• **Aim of the exercise**: In the entries that follow, how many lines contain the word "this"? Answer with the number only.

Dataset entries
▶

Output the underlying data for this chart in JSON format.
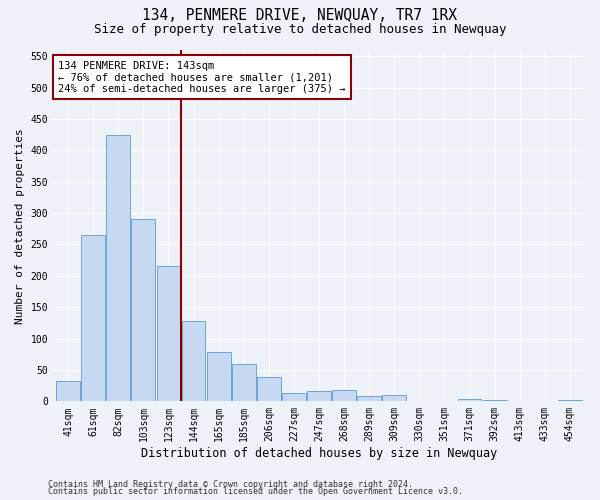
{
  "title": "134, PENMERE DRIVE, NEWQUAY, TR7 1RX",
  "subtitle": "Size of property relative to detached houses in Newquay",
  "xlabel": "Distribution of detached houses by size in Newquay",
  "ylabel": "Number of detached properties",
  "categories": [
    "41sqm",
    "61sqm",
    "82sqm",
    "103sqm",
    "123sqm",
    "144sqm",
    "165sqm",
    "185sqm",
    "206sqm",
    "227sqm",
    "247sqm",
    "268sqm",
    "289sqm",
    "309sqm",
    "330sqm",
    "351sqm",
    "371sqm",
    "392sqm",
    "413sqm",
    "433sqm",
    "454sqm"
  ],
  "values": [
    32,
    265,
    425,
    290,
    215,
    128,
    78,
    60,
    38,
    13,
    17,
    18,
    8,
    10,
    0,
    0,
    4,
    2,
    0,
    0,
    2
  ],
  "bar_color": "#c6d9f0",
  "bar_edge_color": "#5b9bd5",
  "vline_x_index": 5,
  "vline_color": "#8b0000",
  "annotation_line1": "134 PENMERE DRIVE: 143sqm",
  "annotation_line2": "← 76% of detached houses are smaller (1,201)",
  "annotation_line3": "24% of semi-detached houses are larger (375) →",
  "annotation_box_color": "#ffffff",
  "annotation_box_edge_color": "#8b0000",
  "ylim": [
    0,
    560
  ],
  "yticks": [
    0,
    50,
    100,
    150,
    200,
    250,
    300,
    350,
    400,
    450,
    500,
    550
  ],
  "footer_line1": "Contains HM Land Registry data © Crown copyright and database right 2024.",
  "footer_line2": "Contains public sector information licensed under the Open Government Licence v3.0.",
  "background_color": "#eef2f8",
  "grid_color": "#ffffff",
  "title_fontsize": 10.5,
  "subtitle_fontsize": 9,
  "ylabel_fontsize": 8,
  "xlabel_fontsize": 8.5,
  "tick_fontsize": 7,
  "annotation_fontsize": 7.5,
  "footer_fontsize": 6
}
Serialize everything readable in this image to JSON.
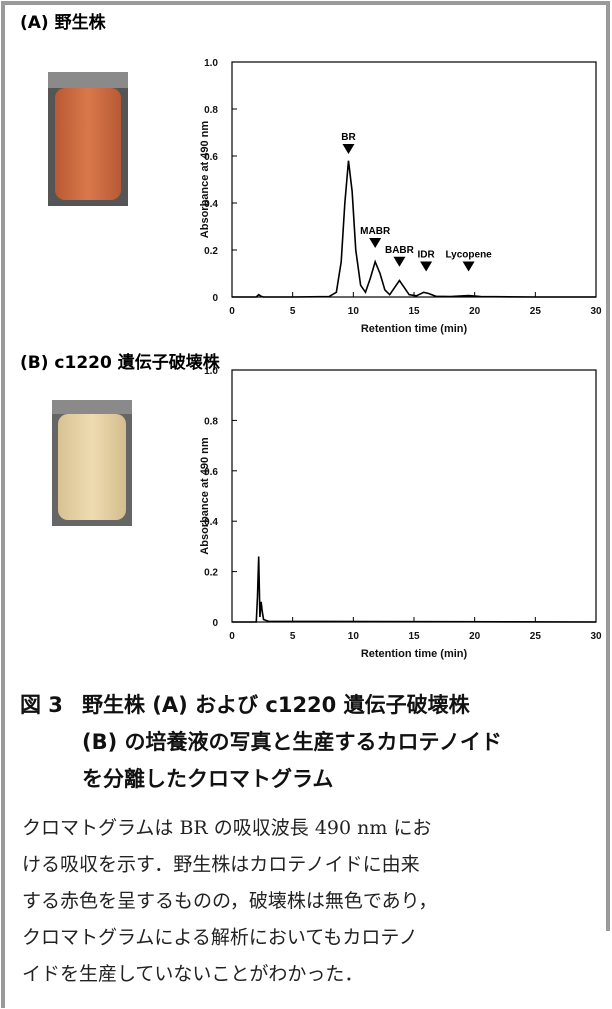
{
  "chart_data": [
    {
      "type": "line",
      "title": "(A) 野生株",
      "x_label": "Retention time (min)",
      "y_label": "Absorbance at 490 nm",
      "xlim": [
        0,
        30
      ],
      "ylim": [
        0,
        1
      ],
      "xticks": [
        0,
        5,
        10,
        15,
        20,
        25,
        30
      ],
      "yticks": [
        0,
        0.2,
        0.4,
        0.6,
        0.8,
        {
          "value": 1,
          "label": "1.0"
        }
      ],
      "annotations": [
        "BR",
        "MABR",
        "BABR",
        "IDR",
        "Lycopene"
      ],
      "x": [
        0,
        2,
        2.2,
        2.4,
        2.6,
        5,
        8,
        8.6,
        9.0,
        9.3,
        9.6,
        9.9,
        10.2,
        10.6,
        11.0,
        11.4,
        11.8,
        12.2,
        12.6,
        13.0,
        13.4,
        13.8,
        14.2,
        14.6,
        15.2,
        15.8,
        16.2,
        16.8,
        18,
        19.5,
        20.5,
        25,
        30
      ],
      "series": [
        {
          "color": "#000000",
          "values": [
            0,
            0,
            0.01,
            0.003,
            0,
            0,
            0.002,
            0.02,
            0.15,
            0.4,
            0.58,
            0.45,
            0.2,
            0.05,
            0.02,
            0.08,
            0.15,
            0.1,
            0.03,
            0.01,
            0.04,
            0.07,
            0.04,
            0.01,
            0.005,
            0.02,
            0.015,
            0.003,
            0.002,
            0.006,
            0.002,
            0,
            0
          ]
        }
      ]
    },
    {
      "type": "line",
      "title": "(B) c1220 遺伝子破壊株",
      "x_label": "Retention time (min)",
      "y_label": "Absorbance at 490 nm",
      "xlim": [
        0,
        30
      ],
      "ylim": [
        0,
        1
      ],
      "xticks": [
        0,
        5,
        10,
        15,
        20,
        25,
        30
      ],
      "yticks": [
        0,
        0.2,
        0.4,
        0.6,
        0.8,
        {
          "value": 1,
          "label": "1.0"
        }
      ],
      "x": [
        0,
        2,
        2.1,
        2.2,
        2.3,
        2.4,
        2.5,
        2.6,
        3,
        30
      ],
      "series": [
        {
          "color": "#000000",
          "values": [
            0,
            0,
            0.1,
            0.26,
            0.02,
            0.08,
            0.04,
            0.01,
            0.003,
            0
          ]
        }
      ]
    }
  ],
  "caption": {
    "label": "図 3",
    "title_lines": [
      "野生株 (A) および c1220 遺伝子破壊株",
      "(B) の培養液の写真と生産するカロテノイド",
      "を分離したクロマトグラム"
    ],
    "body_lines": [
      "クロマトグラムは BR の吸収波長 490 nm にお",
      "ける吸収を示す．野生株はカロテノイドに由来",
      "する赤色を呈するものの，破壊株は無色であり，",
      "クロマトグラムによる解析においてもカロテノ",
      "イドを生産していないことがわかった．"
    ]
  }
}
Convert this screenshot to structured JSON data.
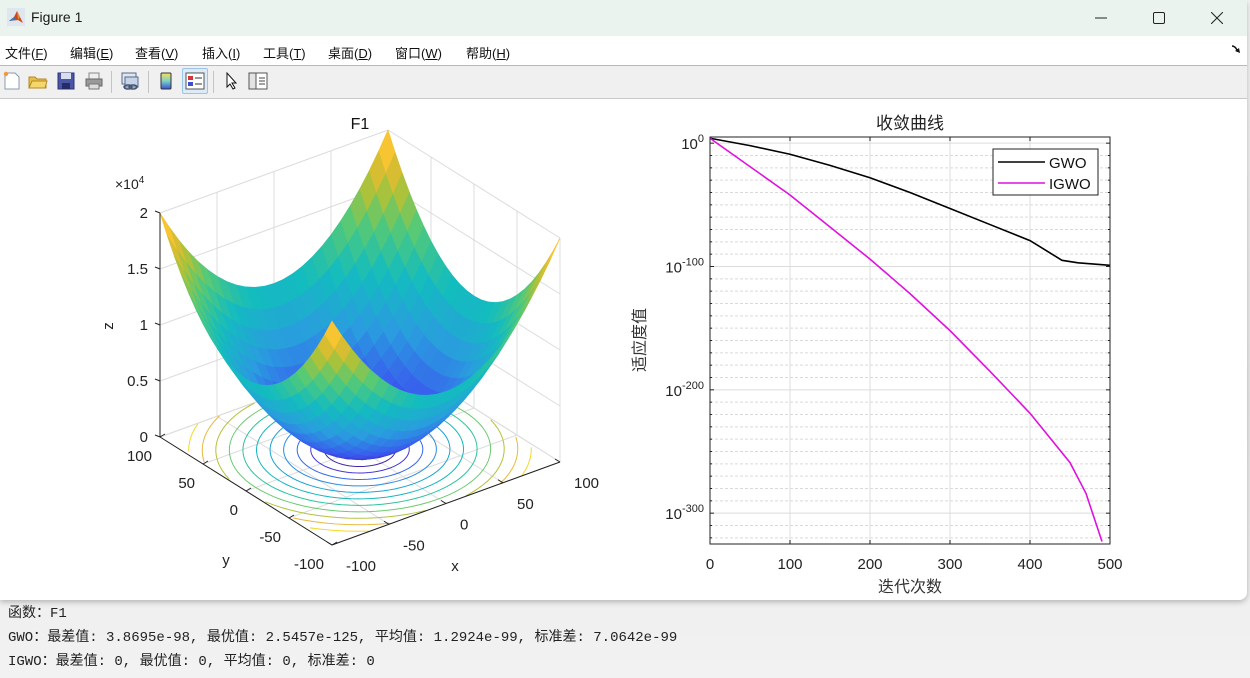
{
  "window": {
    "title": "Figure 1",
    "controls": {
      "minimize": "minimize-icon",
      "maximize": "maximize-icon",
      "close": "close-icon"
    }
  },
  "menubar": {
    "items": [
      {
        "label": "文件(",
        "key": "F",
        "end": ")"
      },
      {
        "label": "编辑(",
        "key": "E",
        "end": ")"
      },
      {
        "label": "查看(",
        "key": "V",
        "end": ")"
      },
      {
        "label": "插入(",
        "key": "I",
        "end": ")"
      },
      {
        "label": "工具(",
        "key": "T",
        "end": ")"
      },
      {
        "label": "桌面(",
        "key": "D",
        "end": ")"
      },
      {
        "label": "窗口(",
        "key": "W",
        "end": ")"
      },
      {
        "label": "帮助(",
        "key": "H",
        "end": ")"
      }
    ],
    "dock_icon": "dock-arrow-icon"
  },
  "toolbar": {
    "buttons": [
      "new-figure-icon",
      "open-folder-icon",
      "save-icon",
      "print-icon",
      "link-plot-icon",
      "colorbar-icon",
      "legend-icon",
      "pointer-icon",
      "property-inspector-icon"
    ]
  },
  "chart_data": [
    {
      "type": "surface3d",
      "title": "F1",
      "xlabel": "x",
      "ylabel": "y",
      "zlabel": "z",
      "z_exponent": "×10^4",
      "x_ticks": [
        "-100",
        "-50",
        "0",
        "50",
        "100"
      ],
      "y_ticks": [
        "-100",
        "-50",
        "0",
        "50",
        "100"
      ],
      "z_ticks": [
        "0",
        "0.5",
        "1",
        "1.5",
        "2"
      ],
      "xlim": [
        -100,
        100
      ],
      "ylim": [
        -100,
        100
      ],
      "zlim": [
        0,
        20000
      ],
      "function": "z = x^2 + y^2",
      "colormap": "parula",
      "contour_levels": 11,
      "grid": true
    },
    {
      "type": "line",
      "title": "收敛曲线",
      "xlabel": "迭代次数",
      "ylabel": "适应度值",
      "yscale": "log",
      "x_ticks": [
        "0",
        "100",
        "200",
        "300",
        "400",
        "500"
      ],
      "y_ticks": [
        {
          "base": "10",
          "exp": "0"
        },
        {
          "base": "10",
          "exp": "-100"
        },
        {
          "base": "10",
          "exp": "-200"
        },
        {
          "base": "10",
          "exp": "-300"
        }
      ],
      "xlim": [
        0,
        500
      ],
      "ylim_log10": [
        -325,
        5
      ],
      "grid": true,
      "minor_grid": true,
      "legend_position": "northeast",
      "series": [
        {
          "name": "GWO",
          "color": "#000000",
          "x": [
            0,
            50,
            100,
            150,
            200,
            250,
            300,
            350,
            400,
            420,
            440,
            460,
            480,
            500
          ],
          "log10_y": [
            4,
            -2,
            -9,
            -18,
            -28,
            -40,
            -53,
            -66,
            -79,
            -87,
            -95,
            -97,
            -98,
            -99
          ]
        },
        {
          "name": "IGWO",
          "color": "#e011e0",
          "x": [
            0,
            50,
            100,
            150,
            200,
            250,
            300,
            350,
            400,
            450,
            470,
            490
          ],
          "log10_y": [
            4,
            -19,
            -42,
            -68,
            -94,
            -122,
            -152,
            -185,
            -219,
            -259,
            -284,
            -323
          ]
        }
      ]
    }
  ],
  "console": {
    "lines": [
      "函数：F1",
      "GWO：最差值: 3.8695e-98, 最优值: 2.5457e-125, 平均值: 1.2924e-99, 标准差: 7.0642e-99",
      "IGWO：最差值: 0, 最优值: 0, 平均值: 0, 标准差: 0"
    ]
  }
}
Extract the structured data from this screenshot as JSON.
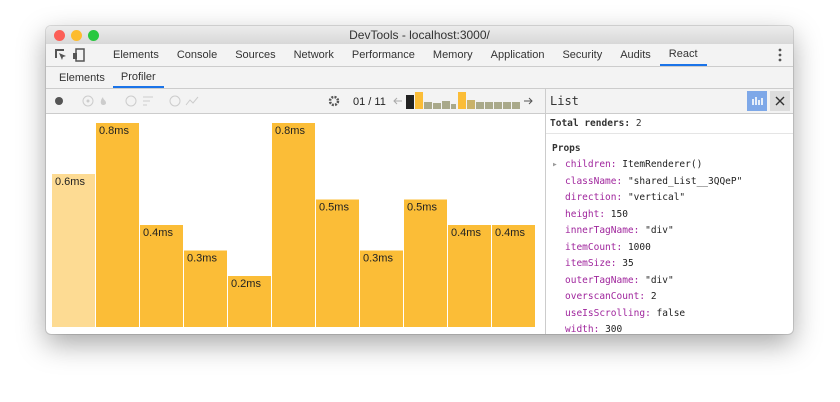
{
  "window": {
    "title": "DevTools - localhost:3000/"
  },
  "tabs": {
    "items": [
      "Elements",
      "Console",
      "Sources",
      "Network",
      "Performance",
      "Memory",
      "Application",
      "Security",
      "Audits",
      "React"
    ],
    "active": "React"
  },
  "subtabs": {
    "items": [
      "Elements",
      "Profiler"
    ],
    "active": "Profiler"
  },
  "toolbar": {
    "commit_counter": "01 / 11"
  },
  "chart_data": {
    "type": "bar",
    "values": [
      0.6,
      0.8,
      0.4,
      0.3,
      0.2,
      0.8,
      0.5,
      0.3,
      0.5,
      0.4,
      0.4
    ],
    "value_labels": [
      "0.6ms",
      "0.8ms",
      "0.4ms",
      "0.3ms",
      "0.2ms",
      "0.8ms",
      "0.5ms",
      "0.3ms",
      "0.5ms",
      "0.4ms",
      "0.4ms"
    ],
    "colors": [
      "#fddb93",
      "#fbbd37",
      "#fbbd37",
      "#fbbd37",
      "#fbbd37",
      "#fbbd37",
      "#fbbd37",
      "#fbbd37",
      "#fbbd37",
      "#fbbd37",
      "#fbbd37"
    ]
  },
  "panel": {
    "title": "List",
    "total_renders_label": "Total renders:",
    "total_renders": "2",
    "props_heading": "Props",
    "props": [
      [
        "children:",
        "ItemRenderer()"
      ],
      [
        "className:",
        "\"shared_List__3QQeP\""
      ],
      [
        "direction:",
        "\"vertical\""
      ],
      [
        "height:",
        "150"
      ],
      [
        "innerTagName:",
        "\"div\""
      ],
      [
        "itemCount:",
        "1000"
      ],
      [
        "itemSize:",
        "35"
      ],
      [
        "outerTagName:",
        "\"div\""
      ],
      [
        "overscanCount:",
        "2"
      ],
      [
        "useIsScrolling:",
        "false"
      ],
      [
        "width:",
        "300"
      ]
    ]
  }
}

◀

• **Output**: 4